• [REQUIREMENT] Locate every line that holds the string "aparțin" and copy it.

(Stored data entries)
==================================================
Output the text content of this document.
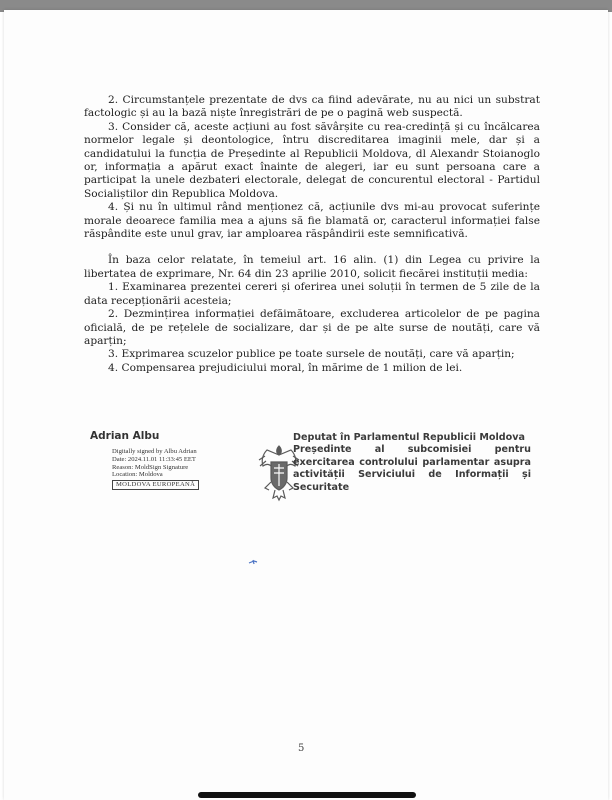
2. Circumstanțele prezentate de dvs ca fiind adevărate, nu au nici un substrat factologic și au la bază niște înregistrări de pe o pagină web suspectă.

3. Consider că, aceste acțiuni au fost săvârșite cu rea-credință și cu încălcarea normelor legale și deontologice, întru discreditarea imaginii mele, dar și a candidatului la funcția de Președinte al Republicii Moldova, dl Alexandr Stoianoglo or, informația a apărut exact înainte de alegeri, iar eu sunt persoana care a participat la unele dezbateri electorale, delegat de concurentul electoral - Partidul Socialiștilor din Republica Moldova.

4. Și nu în ultimul rând menționez că, acțiunile dvs mi-au provocat suferințe morale deoarece familia mea a ajuns să fie blamată or, caracterul informației false răspândite este unul grav, iar amploarea răspândirii este semnificativă.

În baza celor relatate, în temeiul art. 16 alin. (1) din Legea cu privire la libertatea de exprimare, Nr. 64 din 23 aprilie 2010, solicit fiecărei instituții media:

1. Examinarea prezentei cereri și oferirea unei soluții în termen de 5 zile de la data recepționării acesteia;

2. Dezmințirea informației defăimătoare, excluderea articolelor de pe pagina oficială, de pe rețelele de socializare, dar și de pe alte surse de noutăți, care vă aparțin;

3. Exprimarea scuzelor publice pe toate sursele de noutăți, care vă aparțin;

4. Compensarea prejudiciului moral, în mărime de 1 milion de lei.

Adrian Albu
Digitally signed by Albu Adrian
Date: 2024.11.01 11:33:45 EET
Reason: MoldSign Signature
Location: Moldova
MOLDOVA EUROPEANĂ
Deputat în Parlamentul Republicii Moldova
Președinte al subcomisiei pentru exercitarea controlului parlamentar asupra activității Serviciului de Informații și Securitate
5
==================================================
• [PROBLEM SOLUTION]
2. Dezmințirea informației defăimătoare, excluderea articolelor de pe pagina oficială, de pe rețelele de socializare, dar și de pe alte surse de noutăți, care vă aparțin;
3. Exprimarea scuzelor publice pe toate sursele de noutăți, care vă aparțin;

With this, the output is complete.